SET EXERCISE: Copy out the records precisely, omitting pictures.

[Data records]
Start

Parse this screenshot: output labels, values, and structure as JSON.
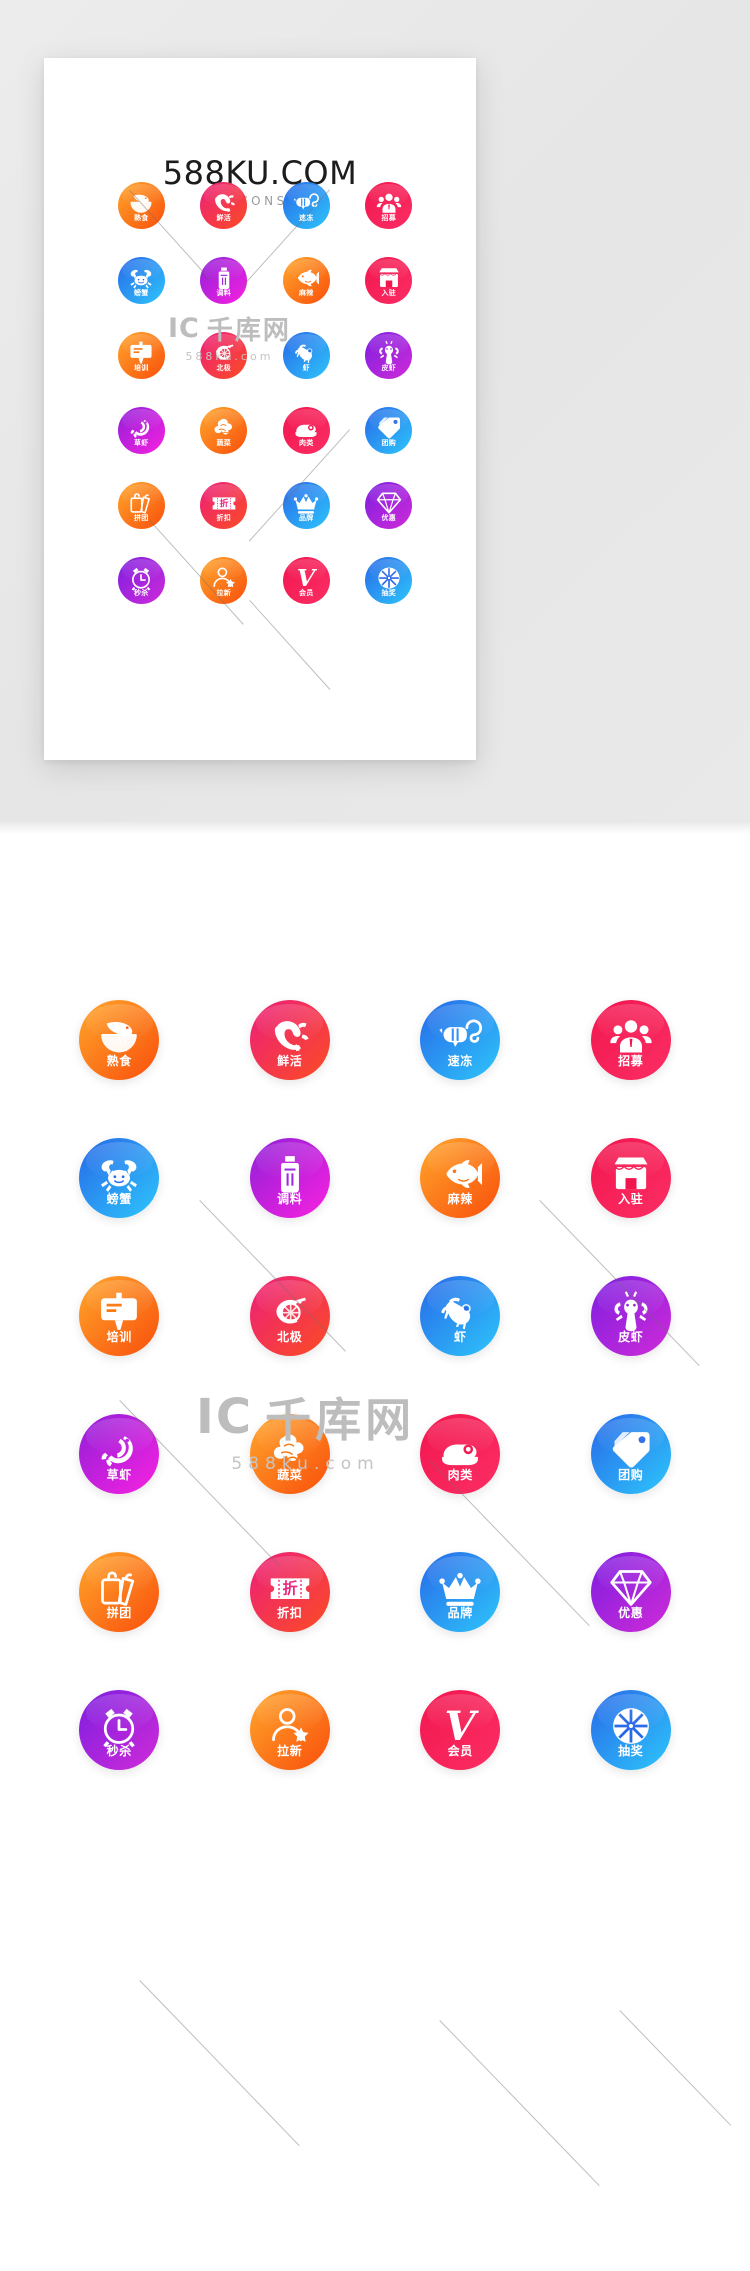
{
  "card": {
    "title": "588KU.COM",
    "subtitle": "ICONS"
  },
  "watermark": {
    "ic": "IC",
    "cn": "千库网",
    "url": "588ku.com"
  },
  "palette": {
    "orange_from": "#ffa62b",
    "orange_to": "#f94f0c",
    "pink_from": "#ec1f7b",
    "pink_to": "#fb4c23",
    "blue_from": "#2768e8",
    "blue_to": "#2ec6fb",
    "crimson_from": "#f2164f",
    "crimson_to": "#fb2e63",
    "purple_from": "#8f20d8",
    "purple_to": "#f921e0",
    "violet_from": "#7d1ee0",
    "violet_to": "#cf2bd8"
  },
  "icons": [
    {
      "label": "熟食",
      "icon": "cooked-shrimp-icon",
      "glyph": "shrimp-plate",
      "theme": "orange"
    },
    {
      "label": "鲜活",
      "icon": "live-seafood-icon",
      "glyph": "live-shrimp",
      "theme": "pink"
    },
    {
      "label": "速冻",
      "icon": "frozen-shrimp-icon",
      "glyph": "frozen-shrimp",
      "theme": "blue"
    },
    {
      "label": "招募",
      "icon": "recruit-people-icon",
      "glyph": "people",
      "theme": "crimson"
    },
    {
      "label": "螃蟹",
      "icon": "crab-icon",
      "glyph": "crab",
      "theme": "blue"
    },
    {
      "label": "调料",
      "icon": "seasoning-bottle-icon",
      "glyph": "seasoning",
      "theme": "purple"
    },
    {
      "label": "麻辣",
      "icon": "spicy-fish-icon",
      "glyph": "fish",
      "theme": "orange"
    },
    {
      "label": "入驻",
      "icon": "shop-entry-icon",
      "glyph": "shop",
      "theme": "crimson"
    },
    {
      "label": "培训",
      "icon": "training-board-icon",
      "glyph": "board",
      "theme": "orange"
    },
    {
      "label": "北极",
      "icon": "arctic-shrimp-icon",
      "glyph": "arctic-shrimp",
      "theme": "pink"
    },
    {
      "label": "虾",
      "icon": "shrimp-icon",
      "glyph": "shrimp",
      "theme": "blue"
    },
    {
      "label": "皮虾",
      "icon": "mantis-shrimp-icon",
      "glyph": "lobster",
      "theme": "violet"
    },
    {
      "label": "草虾",
      "icon": "grass-shrimp-icon",
      "glyph": "curled-shrimp",
      "theme": "purple"
    },
    {
      "label": "蔬菜",
      "icon": "vegetable-icon",
      "glyph": "vegetable",
      "theme": "orange"
    },
    {
      "label": "肉类",
      "icon": "meat-icon",
      "glyph": "meat",
      "theme": "crimson"
    },
    {
      "label": "团购",
      "icon": "group-buy-tag-icon",
      "glyph": "tag",
      "theme": "blue"
    },
    {
      "label": "拼团",
      "icon": "group-purchase-icon",
      "glyph": "double-tag",
      "theme": "orange"
    },
    {
      "label": "折扣",
      "icon": "discount-ticket-icon",
      "glyph": "ticket",
      "theme": "pink"
    },
    {
      "label": "品牌",
      "icon": "brand-crown-icon",
      "glyph": "crown",
      "theme": "blue"
    },
    {
      "label": "优惠",
      "icon": "benefit-diamond-icon",
      "glyph": "diamond",
      "theme": "violet"
    },
    {
      "label": "秒杀",
      "icon": "flash-sale-clock-icon",
      "glyph": "alarm",
      "theme": "violet"
    },
    {
      "label": "拉新",
      "icon": "referral-user-icon",
      "glyph": "user-star",
      "theme": "orange"
    },
    {
      "label": "会员",
      "icon": "vip-member-icon",
      "glyph": "v-mark",
      "theme": "crimson"
    },
    {
      "label": "抽奖",
      "icon": "lucky-draw-wheel-icon",
      "glyph": "wheel",
      "theme": "blue"
    }
  ],
  "discount_ticket_text": "折",
  "vip_text": "V"
}
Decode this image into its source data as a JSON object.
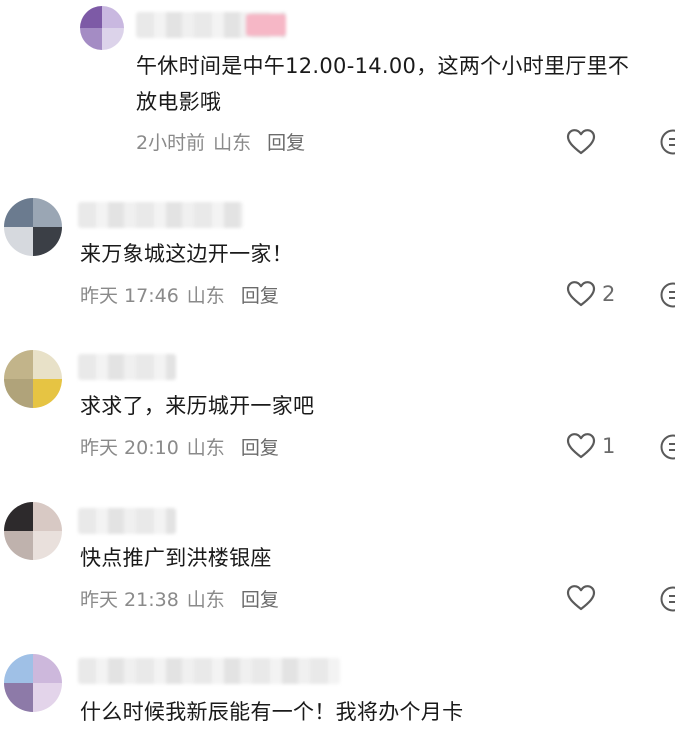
{
  "comments": [
    {
      "text_line1": "午休时间是中午12.00-14.00，这两个小时里厅里不",
      "text_line2": "放电影哦",
      "time": "2小时前",
      "location": "山东",
      "reply_label": "回复",
      "like_count": "",
      "avatar_colors": [
        "#7d5aa6",
        "#c9b8e0",
        "#dcd3ea",
        "#a48cc4"
      ]
    },
    {
      "text_line1": "来万象城这边开一家！",
      "time": "昨天 17:46",
      "location": "山东",
      "reply_label": "回复",
      "like_count": "2",
      "avatar_colors": [
        "#6b7b8f",
        "#9aa6b4",
        "#3b3f46",
        "#d6d9de"
      ]
    },
    {
      "text_line1": "求求了，来历城开一家吧",
      "time": "昨天 20:10",
      "location": "山东",
      "reply_label": "回复",
      "like_count": "1",
      "avatar_colors": [
        "#c2b48a",
        "#e6c443",
        "#e8e1c8",
        "#b0a37a"
      ]
    },
    {
      "text_line1": "快点推广到洪楼银座",
      "time": "昨天 21:38",
      "location": "山东",
      "reply_label": "回复",
      "like_count": "",
      "avatar_colors": [
        "#2d2a2c",
        "#d8c9c4",
        "#bfb2ad",
        "#e9e0dc"
      ]
    },
    {
      "text_line1": "什么时候我新辰能有一个！我将办个月卡",
      "avatar_colors": [
        "#9fc0e6",
        "#cdb8dc",
        "#8d7aa8",
        "#e3d4ea"
      ]
    }
  ],
  "icons": {
    "like": "heart-outline-icon",
    "more": "more-icon"
  },
  "colors": {
    "text": "#1a1a1a",
    "meta": "#8a8a8a"
  }
}
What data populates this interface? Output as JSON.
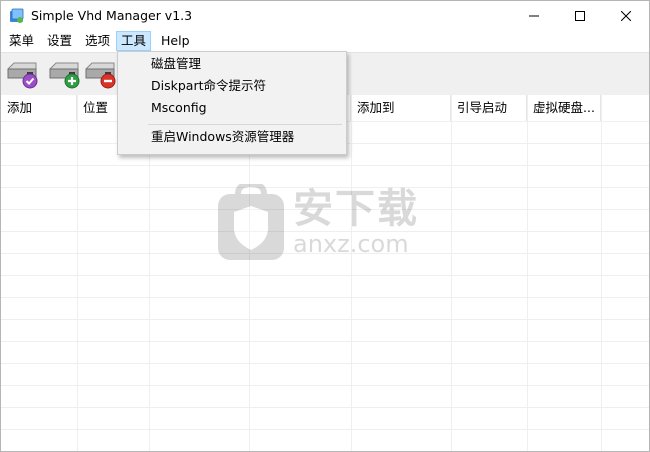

End

WRITTEN ANSWER:
Parse this screenshot: output labels, values, and structure as JSON.
{
  "card": {
    "title": "588KU.COM",
    "subtitle": "ICONS"
  },
  "watermark": {
    "ic": "IC",
    "cn": "千库网",
    "url": "588ku.com"
  },
  "palette": {
    "orange_from": "#ffa62b",
    "orange_to": "#f94f0c",
    "pink_from": "#ec1f7b",
    "pink_to": "#fb4c23",
    "blue_from": "#2768e8",
    "blue_to": "#2ec6fb",
    "crimson_from": "#f2164f",
    "crimson_to": "#fb2e63",
    "purple_from": "#8f20d8",
    "purple_to": "#f921e0",
    "violet_from": "#7d1ee0",
    "violet_to": "#cf2bd8"
  },
  "icons": [
    {
      "label": "熟食",
      "icon": "cooked-shrimp-icon",
      "glyph": "shrimp-plate",
      "theme": "orange"
    },
    {
      "label": "鲜活",
      "icon": "live-seafood-icon",
      "glyph": "live-shrimp",
      "theme": "pink"
    },
    {
      "label": "速冻",
      "icon": "frozen-shrimp-icon",
      "glyph": "frozen-shrimp",
      "theme": "blue"
    },
    {
      "label": "招募",
      "icon": "recruit-people-icon",
      "glyph": "people",
      "theme": "crimson"
    },
    {
      "label": "螃蟹",
      "icon": "crab-icon",
      "glyph": "crab",
      "theme": "blue"
    },
    {
      "label": "调料",
      "icon": "seasoning-bottle-icon",
      "glyph": "seasoning",
      "theme": "purple"
    },
    {
      "label": "麻辣",
      "icon": "spicy-fish-icon",
      "glyph": "fish",
      "theme": "orange"
    },
    {
      "label": "入驻",
      "icon": "shop-entry-icon",
      "glyph": "shop",
      "theme": "crimson"
    },
    {
      "label": "培训",
      "icon": "training-board-icon",
      "glyph": "board",
      "theme": "orange"
    },
    {
      "label": "北极",
      "icon": "arctic-shrimp-icon",
      "glyph": "arctic-shrimp",
      "theme": "pink"
    },
    {
      "label": "虾",
      "icon": "shrimp-icon",
      "glyph": "shrimp",
      "theme": "blue"
    },
    {
      "label": "皮虾",
      "icon": "mantis-shrimp-icon",
      "glyph": "lobster",
      "theme": "violet"
    },
    {
      "label": "草虾",
      "icon": "grass-shrimp-icon",
      "glyph": "curled-shrimp",
      "theme": "purple"
    },
    {
      "label": "蔬菜",
      "icon": "vegetable-icon",
      "glyph": "vegetable",
      "theme": "orange"
    },
    {
      "label": "肉类",
      "icon": "meat-icon",
      "glyph": "meat",
      "theme": "crimson"
    },
    {
      "label": "团购",
      "icon": "group-buy-tag-icon",
      "glyph": "tag",
      "theme": "blue"
    },
    {
      "label": "拼团",
      "icon": "group-purchase-icon",
      "glyph": "double-tag",
      "theme": "orange"
    },
    {
      "label": "折扣",
      "icon": "discount-ticket-icon",
      "glyph": "ticket",
      "theme": "pink"
    },
    {
      "label": "品牌",
      "icon": "brand-crown-icon",
      "glyph": "crown",
      "theme": "blue"
    },
    {
      "label": "优惠",
      "icon": "benefit-diamond-icon",
      "glyph": "diamond",
      "theme": "violet"
    },
    {
      "label": "秒杀",
      "icon": "flash-sale-clock-icon",
      "glyph": "alarm",
      "theme": "violet"
    },
    {
      "label": "拉新",
      "icon": "referral-user-icon",
      "glyph": "user-star",
      "theme": "orange"
    },
    {
      "label": "会员",
      "icon": "vip-member-icon",
      "glyph": "v-mark",
      "theme": "crimson"
    },
    {
      "label": "抽奖",
      "icon": "lucky-draw-wheel-icon",
      "glyph": "wheel",
      "theme": "blue"
    }
  ],
  "discount_ticket_text": "折",
  "vip_text": "V"
}
Decode this image into its source data as a JSON object.
{
  "comments": [
    {
      "text_line1": "午休时间是中午12.00-14.00，这两个小时里厅里不",
      "text_line2": "放电影哦",
      "time": "2小时前",
      "location": "山东",
      "reply_label": "回复",
      "like_count": "",
      "avatar_colors": [
        "#7d5aa6",
        "#c9b8e0",
        "#dcd3ea",
        "#a48cc4"
      ]
    },
    {
      "text_line1": "来万象城这边开一家！",
      "time": "昨天 17:46",
      "location": "山东",
      "reply_label": "回复",
      "like_count": "2",
      "avatar_colors": [
        "#6b7b8f",
        "#9aa6b4",
        "#3b3f46",
        "#d6d9de"
      ]
    },
    {
      "text_line1": "求求了，来历城开一家吧",
      "time": "昨天 20:10",
      "location": "山东",
      "reply_label": "回复",
      "like_count": "1",
      "avatar_colors": [
        "#c2b48a",
        "#e6c443",
        "#e8e1c8",
        "#b0a37a"
      ]
    },
    {
      "text_line1": "快点推广到洪楼银座",
      "time": "昨天 21:38",
      "location": "山东",
      "reply_label": "回复",
      "like_count": "",
      "avatar_colors": [
        "#2d2a2c",
        "#d8c9c4",
        "#bfb2ad",
        "#e9e0dc"
      ]
    },
    {
      "text_line1": "什么时候我新辰能有一个！我将办个月卡",
      "avatar_colors": [
        "#9fc0e6",
        "#cdb8dc",
        "#8d7aa8",
        "#e3d4ea"
      ]
    }
  ],
  "icons": {
    "like": "heart-outline-icon",
    "more": "more-icon"
  },
  "colors": {
    "text": "#1a1a1a",
    "meta": "#8a8a8a"
  }
}
What data populates this interface? Output as JSON.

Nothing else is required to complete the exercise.